Goal: Give every line back verbatim, dropping all images.

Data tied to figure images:
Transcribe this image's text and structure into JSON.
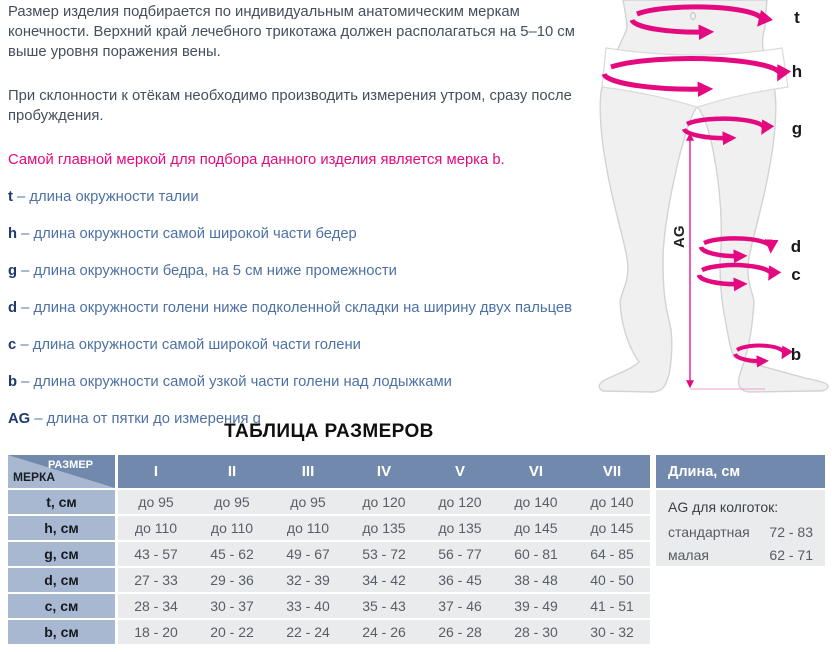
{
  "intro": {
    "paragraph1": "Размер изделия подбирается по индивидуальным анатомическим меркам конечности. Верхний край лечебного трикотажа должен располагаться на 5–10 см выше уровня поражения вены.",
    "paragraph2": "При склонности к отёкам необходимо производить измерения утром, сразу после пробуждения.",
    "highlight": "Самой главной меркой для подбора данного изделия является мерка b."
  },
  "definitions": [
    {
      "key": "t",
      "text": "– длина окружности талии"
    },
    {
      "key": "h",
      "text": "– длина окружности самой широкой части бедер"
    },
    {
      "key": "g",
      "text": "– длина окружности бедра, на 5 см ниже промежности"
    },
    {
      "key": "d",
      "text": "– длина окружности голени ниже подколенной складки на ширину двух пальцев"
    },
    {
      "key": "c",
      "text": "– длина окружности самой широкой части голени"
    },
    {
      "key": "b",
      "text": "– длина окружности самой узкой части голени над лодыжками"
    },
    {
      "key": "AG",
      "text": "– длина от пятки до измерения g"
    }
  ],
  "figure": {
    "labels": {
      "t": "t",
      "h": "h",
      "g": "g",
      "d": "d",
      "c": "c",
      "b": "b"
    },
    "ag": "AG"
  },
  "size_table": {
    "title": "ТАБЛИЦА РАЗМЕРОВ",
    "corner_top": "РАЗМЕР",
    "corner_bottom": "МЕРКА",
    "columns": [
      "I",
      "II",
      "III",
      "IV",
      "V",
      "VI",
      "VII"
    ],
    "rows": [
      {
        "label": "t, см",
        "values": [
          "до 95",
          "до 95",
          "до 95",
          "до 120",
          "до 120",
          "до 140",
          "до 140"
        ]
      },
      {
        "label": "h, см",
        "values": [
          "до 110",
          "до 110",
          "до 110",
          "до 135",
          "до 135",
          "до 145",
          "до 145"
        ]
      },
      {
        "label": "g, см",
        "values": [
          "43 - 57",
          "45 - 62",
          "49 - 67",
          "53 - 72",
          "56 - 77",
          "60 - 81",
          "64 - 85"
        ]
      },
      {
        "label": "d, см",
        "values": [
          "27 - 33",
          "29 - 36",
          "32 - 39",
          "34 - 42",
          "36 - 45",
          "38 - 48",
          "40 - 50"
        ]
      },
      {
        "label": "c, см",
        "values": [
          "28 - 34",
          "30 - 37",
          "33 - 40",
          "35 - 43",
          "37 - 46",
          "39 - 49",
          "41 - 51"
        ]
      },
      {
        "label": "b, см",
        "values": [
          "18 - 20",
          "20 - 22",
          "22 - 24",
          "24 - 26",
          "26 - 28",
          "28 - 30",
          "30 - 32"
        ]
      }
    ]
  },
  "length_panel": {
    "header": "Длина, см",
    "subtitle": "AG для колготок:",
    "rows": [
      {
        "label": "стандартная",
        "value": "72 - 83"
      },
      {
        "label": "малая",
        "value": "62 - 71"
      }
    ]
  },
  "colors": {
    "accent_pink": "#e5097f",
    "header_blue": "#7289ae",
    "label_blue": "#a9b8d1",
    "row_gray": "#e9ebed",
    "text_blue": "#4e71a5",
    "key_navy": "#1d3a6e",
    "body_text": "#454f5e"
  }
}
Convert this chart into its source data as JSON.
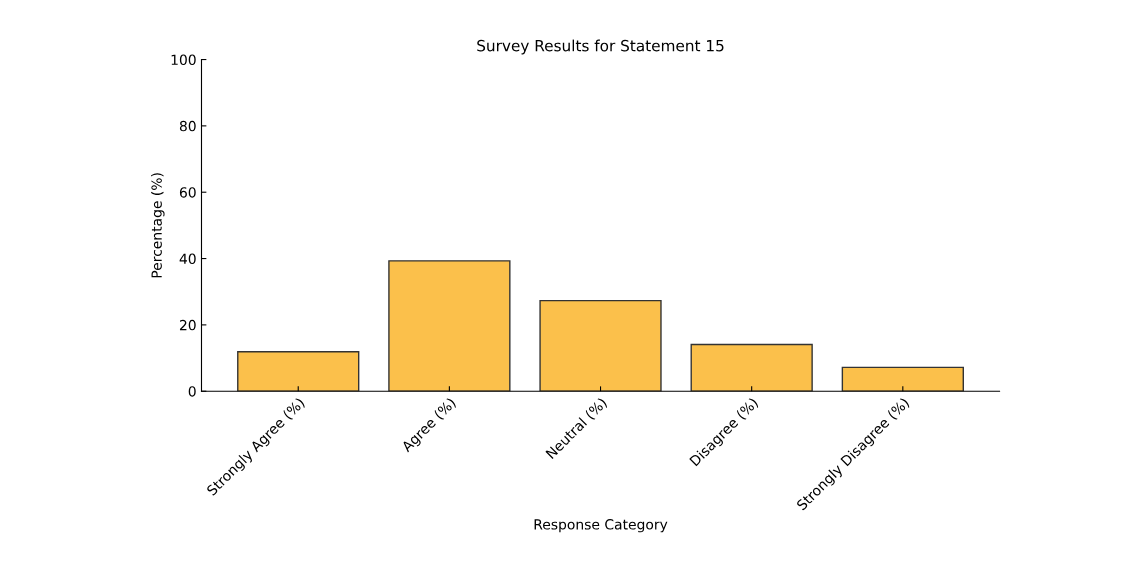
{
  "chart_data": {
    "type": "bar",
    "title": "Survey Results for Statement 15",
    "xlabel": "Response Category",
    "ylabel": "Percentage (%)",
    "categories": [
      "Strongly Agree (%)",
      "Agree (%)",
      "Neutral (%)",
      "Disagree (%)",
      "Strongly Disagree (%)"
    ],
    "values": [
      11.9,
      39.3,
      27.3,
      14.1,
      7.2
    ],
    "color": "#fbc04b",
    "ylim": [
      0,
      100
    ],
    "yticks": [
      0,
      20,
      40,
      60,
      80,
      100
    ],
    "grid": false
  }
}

Response to the task:
Transcribe this image's text and structure into JSON.
{
  "intro": {
    "paragraph1": "Размер изделия подбирается по индивидуальным анатомическим меркам конечности. Верхний край лечебного трикотажа должен располагаться на 5–10 см выше уровня поражения вены.",
    "paragraph2": "При склонности к отёкам необходимо производить измерения утром, сразу после пробуждения.",
    "highlight": "Самой главной меркой для подбора данного изделия является мерка b."
  },
  "definitions": [
    {
      "key": "t",
      "text": "– длина окружности талии"
    },
    {
      "key": "h",
      "text": "– длина окружности самой широкой части бедер"
    },
    {
      "key": "g",
      "text": "– длина окружности бедра, на 5 см ниже промежности"
    },
    {
      "key": "d",
      "text": "– длина окружности голени ниже подколенной складки на ширину двух пальцев"
    },
    {
      "key": "c",
      "text": "– длина окружности самой широкой части голени"
    },
    {
      "key": "b",
      "text": "– длина окружности самой узкой части голени над лодыжками"
    },
    {
      "key": "AG",
      "text": "– длина от пятки до измерения g"
    }
  ],
  "figure": {
    "labels": {
      "t": "t",
      "h": "h",
      "g": "g",
      "d": "d",
      "c": "c",
      "b": "b"
    },
    "ag": "AG"
  },
  "size_table": {
    "title": "ТАБЛИЦА РАЗМЕРОВ",
    "corner_top": "РАЗМЕР",
    "corner_bottom": "МЕРКА",
    "columns": [
      "I",
      "II",
      "III",
      "IV",
      "V",
      "VI",
      "VII"
    ],
    "rows": [
      {
        "label": "t, см",
        "values": [
          "до 95",
          "до 95",
          "до 95",
          "до 120",
          "до 120",
          "до 140",
          "до 140"
        ]
      },
      {
        "label": "h, см",
        "values": [
          "до 110",
          "до 110",
          "до 110",
          "до 135",
          "до 135",
          "до 145",
          "до 145"
        ]
      },
      {
        "label": "g, см",
        "values": [
          "43 - 57",
          "45 - 62",
          "49 - 67",
          "53 - 72",
          "56 - 77",
          "60 - 81",
          "64 - 85"
        ]
      },
      {
        "label": "d, см",
        "values": [
          "27 - 33",
          "29 - 36",
          "32 - 39",
          "34 - 42",
          "36 - 45",
          "38 - 48",
          "40 - 50"
        ]
      },
      {
        "label": "c, см",
        "values": [
          "28 - 34",
          "30 - 37",
          "33 - 40",
          "35 - 43",
          "37 - 46",
          "39 - 49",
          "41 - 51"
        ]
      },
      {
        "label": "b, см",
        "values": [
          "18 - 20",
          "20 - 22",
          "22 - 24",
          "24 - 26",
          "26 - 28",
          "28 - 30",
          "30 - 32"
        ]
      }
    ]
  },
  "length_panel": {
    "header": "Длина, см",
    "subtitle": "AG для колготок:",
    "rows": [
      {
        "label": "стандартная",
        "value": "72 - 83"
      },
      {
        "label": "малая",
        "value": "62 - 71"
      }
    ]
  },
  "colors": {
    "accent_pink": "#e5097f",
    "header_blue": "#7289ae",
    "label_blue": "#a9b8d1",
    "row_gray": "#e9ebed",
    "text_blue": "#4e71a5",
    "key_navy": "#1d3a6e",
    "body_text": "#454f5e"
  }
}
Convert this chart into its source data as JSON.
{
  "chart_data": {
    "type": "bar",
    "title": "Survey Results for Statement 15",
    "xlabel": "Response Category",
    "ylabel": "Percentage (%)",
    "categories": [
      "Strongly Agree (%)",
      "Agree (%)",
      "Neutral (%)",
      "Disagree (%)",
      "Strongly Disagree (%)"
    ],
    "values": [
      11.9,
      39.3,
      27.3,
      14.1,
      7.2
    ],
    "color": "#fbc04b",
    "ylim": [
      0,
      100
    ],
    "yticks": [
      0,
      20,
      40,
      60,
      80,
      100
    ],
    "grid": false
  }
}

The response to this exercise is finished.